# Problem requirements
Exactly reproduce each entry, leaving out nothing.

******

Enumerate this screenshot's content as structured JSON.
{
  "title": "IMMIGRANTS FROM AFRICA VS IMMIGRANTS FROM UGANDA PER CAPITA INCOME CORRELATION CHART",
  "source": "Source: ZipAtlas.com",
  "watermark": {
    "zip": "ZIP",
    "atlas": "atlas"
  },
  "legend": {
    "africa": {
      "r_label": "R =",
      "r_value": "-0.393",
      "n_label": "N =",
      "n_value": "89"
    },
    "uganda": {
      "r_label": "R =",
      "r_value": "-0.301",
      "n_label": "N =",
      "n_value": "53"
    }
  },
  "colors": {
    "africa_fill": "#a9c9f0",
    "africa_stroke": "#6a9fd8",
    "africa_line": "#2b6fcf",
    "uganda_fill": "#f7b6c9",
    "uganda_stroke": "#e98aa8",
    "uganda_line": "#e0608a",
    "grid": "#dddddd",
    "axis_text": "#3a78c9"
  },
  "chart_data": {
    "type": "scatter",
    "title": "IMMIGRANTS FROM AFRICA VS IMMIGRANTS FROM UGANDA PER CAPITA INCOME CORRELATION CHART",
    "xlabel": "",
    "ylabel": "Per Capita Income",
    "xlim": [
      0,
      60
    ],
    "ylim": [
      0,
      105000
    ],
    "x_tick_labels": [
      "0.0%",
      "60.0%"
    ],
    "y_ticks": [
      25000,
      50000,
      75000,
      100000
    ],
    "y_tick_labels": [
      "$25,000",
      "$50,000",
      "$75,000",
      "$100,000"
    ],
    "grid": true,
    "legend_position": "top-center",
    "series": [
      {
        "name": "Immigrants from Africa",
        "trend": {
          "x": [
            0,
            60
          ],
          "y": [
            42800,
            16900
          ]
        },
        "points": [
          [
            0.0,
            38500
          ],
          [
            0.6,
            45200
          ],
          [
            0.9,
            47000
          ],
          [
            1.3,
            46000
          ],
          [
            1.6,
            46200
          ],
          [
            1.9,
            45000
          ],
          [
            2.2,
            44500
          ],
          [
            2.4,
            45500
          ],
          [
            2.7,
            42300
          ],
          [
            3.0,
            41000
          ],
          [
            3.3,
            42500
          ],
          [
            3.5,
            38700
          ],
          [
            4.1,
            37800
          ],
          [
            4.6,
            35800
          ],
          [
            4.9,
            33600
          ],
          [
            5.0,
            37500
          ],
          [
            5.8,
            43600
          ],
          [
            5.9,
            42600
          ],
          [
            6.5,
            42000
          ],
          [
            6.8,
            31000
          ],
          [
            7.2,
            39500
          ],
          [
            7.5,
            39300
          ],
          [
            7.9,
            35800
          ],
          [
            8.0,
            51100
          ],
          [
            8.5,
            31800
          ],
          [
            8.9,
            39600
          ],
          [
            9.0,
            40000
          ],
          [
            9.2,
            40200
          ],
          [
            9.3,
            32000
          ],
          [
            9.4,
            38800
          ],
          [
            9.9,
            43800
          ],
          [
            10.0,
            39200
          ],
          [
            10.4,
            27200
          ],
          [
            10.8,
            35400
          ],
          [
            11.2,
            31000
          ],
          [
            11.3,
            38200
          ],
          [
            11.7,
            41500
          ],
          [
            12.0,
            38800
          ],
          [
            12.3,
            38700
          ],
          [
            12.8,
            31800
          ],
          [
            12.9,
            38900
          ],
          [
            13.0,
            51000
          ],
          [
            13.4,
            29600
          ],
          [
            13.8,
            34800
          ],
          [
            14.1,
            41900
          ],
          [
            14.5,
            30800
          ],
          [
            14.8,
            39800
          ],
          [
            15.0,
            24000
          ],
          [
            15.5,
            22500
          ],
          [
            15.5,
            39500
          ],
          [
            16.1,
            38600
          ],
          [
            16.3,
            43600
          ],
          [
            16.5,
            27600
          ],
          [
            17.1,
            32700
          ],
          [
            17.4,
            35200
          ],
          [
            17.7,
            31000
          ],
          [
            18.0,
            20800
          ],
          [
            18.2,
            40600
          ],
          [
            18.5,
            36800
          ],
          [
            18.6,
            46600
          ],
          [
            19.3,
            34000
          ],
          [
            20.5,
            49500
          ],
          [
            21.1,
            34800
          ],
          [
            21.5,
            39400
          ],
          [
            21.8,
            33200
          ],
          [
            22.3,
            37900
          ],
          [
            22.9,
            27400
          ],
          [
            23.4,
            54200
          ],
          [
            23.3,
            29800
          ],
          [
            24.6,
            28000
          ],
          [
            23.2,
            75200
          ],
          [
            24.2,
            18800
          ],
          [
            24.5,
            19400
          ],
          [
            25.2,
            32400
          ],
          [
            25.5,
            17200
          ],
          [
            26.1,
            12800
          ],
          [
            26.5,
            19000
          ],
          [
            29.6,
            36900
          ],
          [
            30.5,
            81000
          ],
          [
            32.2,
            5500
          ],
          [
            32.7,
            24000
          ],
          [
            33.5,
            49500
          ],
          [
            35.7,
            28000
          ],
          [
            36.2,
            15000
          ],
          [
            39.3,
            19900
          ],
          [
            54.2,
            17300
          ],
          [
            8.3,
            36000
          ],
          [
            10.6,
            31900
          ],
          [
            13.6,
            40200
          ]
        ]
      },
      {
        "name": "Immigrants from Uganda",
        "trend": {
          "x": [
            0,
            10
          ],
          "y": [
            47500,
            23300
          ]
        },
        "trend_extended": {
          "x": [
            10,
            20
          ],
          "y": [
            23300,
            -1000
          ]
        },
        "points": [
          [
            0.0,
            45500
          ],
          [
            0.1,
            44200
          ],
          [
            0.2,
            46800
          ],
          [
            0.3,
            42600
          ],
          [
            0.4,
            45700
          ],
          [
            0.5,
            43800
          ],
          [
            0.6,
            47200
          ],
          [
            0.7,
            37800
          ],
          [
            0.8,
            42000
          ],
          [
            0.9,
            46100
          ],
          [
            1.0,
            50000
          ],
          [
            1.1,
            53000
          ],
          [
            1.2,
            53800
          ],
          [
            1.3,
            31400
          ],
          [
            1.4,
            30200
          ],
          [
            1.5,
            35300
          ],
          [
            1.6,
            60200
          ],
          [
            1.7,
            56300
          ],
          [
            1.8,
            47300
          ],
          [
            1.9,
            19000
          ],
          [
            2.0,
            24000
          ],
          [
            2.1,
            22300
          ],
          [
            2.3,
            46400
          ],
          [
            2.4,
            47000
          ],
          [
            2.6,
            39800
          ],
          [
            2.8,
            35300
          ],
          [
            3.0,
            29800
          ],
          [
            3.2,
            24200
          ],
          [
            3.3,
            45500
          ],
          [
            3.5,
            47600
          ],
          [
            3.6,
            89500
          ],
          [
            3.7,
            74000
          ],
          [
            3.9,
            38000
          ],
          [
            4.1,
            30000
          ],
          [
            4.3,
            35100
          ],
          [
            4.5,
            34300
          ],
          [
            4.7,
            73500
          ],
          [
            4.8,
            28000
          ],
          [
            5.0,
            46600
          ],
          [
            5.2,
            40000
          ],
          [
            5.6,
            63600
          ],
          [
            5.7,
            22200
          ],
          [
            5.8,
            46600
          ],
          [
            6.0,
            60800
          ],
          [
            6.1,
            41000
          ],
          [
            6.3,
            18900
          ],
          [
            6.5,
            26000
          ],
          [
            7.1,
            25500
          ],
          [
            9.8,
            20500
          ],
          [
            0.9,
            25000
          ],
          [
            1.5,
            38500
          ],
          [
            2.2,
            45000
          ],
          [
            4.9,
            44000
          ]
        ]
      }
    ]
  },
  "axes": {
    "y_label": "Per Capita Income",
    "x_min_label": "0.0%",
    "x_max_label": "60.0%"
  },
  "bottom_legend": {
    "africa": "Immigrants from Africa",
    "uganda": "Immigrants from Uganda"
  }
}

******

# Task solution
Enumerate this screenshot's content as structured JSON.
{
  "title": "IMMIGRANTS FROM AFRICA VS IMMIGRANTS FROM UGANDA PER CAPITA INCOME CORRELATION CHART",
  "source": "Source: ZipAtlas.com",
  "watermark": {
    "zip": "ZIP",
    "atlas": "atlas"
  },
  "legend": {
    "africa": {
      "r_label": "R =",
      "r_value": "-0.393",
      "n_label": "N =",
      "n_value": "89"
    },
    "uganda": {
      "r_label": "R =",
      "r_value": "-0.301",
      "n_label": "N =",
      "n_value": "53"
    }
  },
  "colors": {
    "africa_fill": "#a9c9f0",
    "africa_stroke": "#6a9fd8",
    "africa_line": "#2b6fcf",
    "uganda_fill": "#f7b6c9",
    "uganda_stroke": "#e98aa8",
    "uganda_line": "#e0608a",
    "grid": "#dddddd",
    "axis_text": "#3a78c9"
  },
  "chart_data": {
    "type": "scatter",
    "title": "IMMIGRANTS FROM AFRICA VS IMMIGRANTS FROM UGANDA PER CAPITA INCOME CORRELATION CHART",
    "xlabel": "",
    "ylabel": "Per Capita Income",
    "xlim": [
      0,
      60
    ],
    "ylim": [
      0,
      105000
    ],
    "x_tick_labels": [
      "0.0%",
      "60.0%"
    ],
    "y_ticks": [
      25000,
      50000,
      75000,
      100000
    ],
    "y_tick_labels": [
      "$25,000",
      "$50,000",
      "$75,000",
      "$100,000"
    ],
    "grid": true,
    "legend_position": "top-center",
    "series": [
      {
        "name": "Immigrants from Africa",
        "trend": {
          "x": [
            0,
            60
          ],
          "y": [
            42800,
            16900
          ]
        },
        "points": [
          [
            0.0,
            38500
          ],
          [
            0.6,
            45200
          ],
          [
            0.9,
            47000
          ],
          [
            1.3,
            46000
          ],
          [
            1.6,
            46200
          ],
          [
            1.9,
            45000
          ],
          [
            2.2,
            44500
          ],
          [
            2.4,
            45500
          ],
          [
            2.7,
            42300
          ],
          [
            3.0,
            41000
          ],
          [
            3.3,
            42500
          ],
          [
            3.5,
            38700
          ],
          [
            4.1,
            37800
          ],
          [
            4.6,
            35800
          ],
          [
            4.9,
            33600
          ],
          [
            5.0,
            37500
          ],
          [
            5.8,
            43600
          ],
          [
            5.9,
            42600
          ],
          [
            6.5,
            42000
          ],
          [
            6.8,
            31000
          ],
          [
            7.2,
            39500
          ],
          [
            7.5,
            39300
          ],
          [
            7.9,
            35800
          ],
          [
            8.0,
            51100
          ],
          [
            8.5,
            31800
          ],
          [
            8.9,
            39600
          ],
          [
            9.0,
            40000
          ],
          [
            9.2,
            40200
          ],
          [
            9.3,
            32000
          ],
          [
            9.4,
            38800
          ],
          [
            9.9,
            43800
          ],
          [
            10.0,
            39200
          ],
          [
            10.4,
            27200
          ],
          [
            10.8,
            35400
          ],
          [
            11.2,
            31000
          ],
          [
            11.3,
            38200
          ],
          [
            11.7,
            41500
          ],
          [
            12.0,
            38800
          ],
          [
            12.3,
            38700
          ],
          [
            12.8,
            31800
          ],
          [
            12.9,
            38900
          ],
          [
            13.0,
            51000
          ],
          [
            13.4,
            29600
          ],
          [
            13.8,
            34800
          ],
          [
            14.1,
            41900
          ],
          [
            14.5,
            30800
          ],
          [
            14.8,
            39800
          ],
          [
            15.0,
            24000
          ],
          [
            15.5,
            22500
          ],
          [
            15.5,
            39500
          ],
          [
            16.1,
            38600
          ],
          [
            16.3,
            43600
          ],
          [
            16.5,
            27600
          ],
          [
            17.1,
            32700
          ],
          [
            17.4,
            35200
          ],
          [
            17.7,
            31000
          ],
          [
            18.0,
            20800
          ],
          [
            18.2,
            40600
          ],
          [
            18.5,
            36800
          ],
          [
            18.6,
            46600
          ],
          [
            19.3,
            34000
          ],
          [
            20.5,
            49500
          ],
          [
            21.1,
            34800
          ],
          [
            21.5,
            39400
          ],
          [
            21.8,
            33200
          ],
          [
            22.3,
            37900
          ],
          [
            22.9,
            27400
          ],
          [
            23.4,
            54200
          ],
          [
            23.3,
            29800
          ],
          [
            24.6,
            28000
          ],
          [
            23.2,
            75200
          ],
          [
            24.2,
            18800
          ],
          [
            24.5,
            19400
          ],
          [
            25.2,
            32400
          ],
          [
            25.5,
            17200
          ],
          [
            26.1,
            12800
          ],
          [
            26.5,
            19000
          ],
          [
            29.6,
            36900
          ],
          [
            30.5,
            81000
          ],
          [
            32.2,
            5500
          ],
          [
            32.7,
            24000
          ],
          [
            33.5,
            49500
          ],
          [
            35.7,
            28000
          ],
          [
            36.2,
            15000
          ],
          [
            39.3,
            19900
          ],
          [
            54.2,
            17300
          ],
          [
            8.3,
            36000
          ],
          [
            10.6,
            31900
          ],
          [
            13.6,
            40200
          ]
        ]
      },
      {
        "name": "Immigrants from Uganda",
        "trend": {
          "x": [
            0,
            10
          ],
          "y": [
            47500,
            23300
          ]
        },
        "trend_extended": {
          "x": [
            10,
            20
          ],
          "y": [
            23300,
            -1000
          ]
        },
        "points": [
          [
            0.0,
            45500
          ],
          [
            0.1,
            44200
          ],
          [
            0.2,
            46800
          ],
          [
            0.3,
            42600
          ],
          [
            0.4,
            45700
          ],
          [
            0.5,
            43800
          ],
          [
            0.6,
            47200
          ],
          [
            0.7,
            37800
          ],
          [
            0.8,
            42000
          ],
          [
            0.9,
            46100
          ],
          [
            1.0,
            50000
          ],
          [
            1.1,
            53000
          ],
          [
            1.2,
            53800
          ],
          [
            1.3,
            31400
          ],
          [
            1.4,
            30200
          ],
          [
            1.5,
            35300
          ],
          [
            1.6,
            60200
          ],
          [
            1.7,
            56300
          ],
          [
            1.8,
            47300
          ],
          [
            1.9,
            19000
          ],
          [
            2.0,
            24000
          ],
          [
            2.1,
            22300
          ],
          [
            2.3,
            46400
          ],
          [
            2.4,
            47000
          ],
          [
            2.6,
            39800
          ],
          [
            2.8,
            35300
          ],
          [
            3.0,
            29800
          ],
          [
            3.2,
            24200
          ],
          [
            3.3,
            45500
          ],
          [
            3.5,
            47600
          ],
          [
            3.6,
            89500
          ],
          [
            3.7,
            74000
          ],
          [
            3.9,
            38000
          ],
          [
            4.1,
            30000
          ],
          [
            4.3,
            35100
          ],
          [
            4.5,
            34300
          ],
          [
            4.7,
            73500
          ],
          [
            4.8,
            28000
          ],
          [
            5.0,
            46600
          ],
          [
            5.2,
            40000
          ],
          [
            5.6,
            63600
          ],
          [
            5.7,
            22200
          ],
          [
            5.8,
            46600
          ],
          [
            6.0,
            60800
          ],
          [
            6.1,
            41000
          ],
          [
            6.3,
            18900
          ],
          [
            6.5,
            26000
          ],
          [
            7.1,
            25500
          ],
          [
            9.8,
            20500
          ],
          [
            0.9,
            25000
          ],
          [
            1.5,
            38500
          ],
          [
            2.2,
            45000
          ],
          [
            4.9,
            44000
          ]
        ]
      }
    ]
  },
  "axes": {
    "y_label": "Per Capita Income",
    "x_min_label": "0.0%",
    "x_max_label": "60.0%"
  },
  "bottom_legend": {
    "africa": "Immigrants from Africa",
    "uganda": "Immigrants from Uganda"
  }
}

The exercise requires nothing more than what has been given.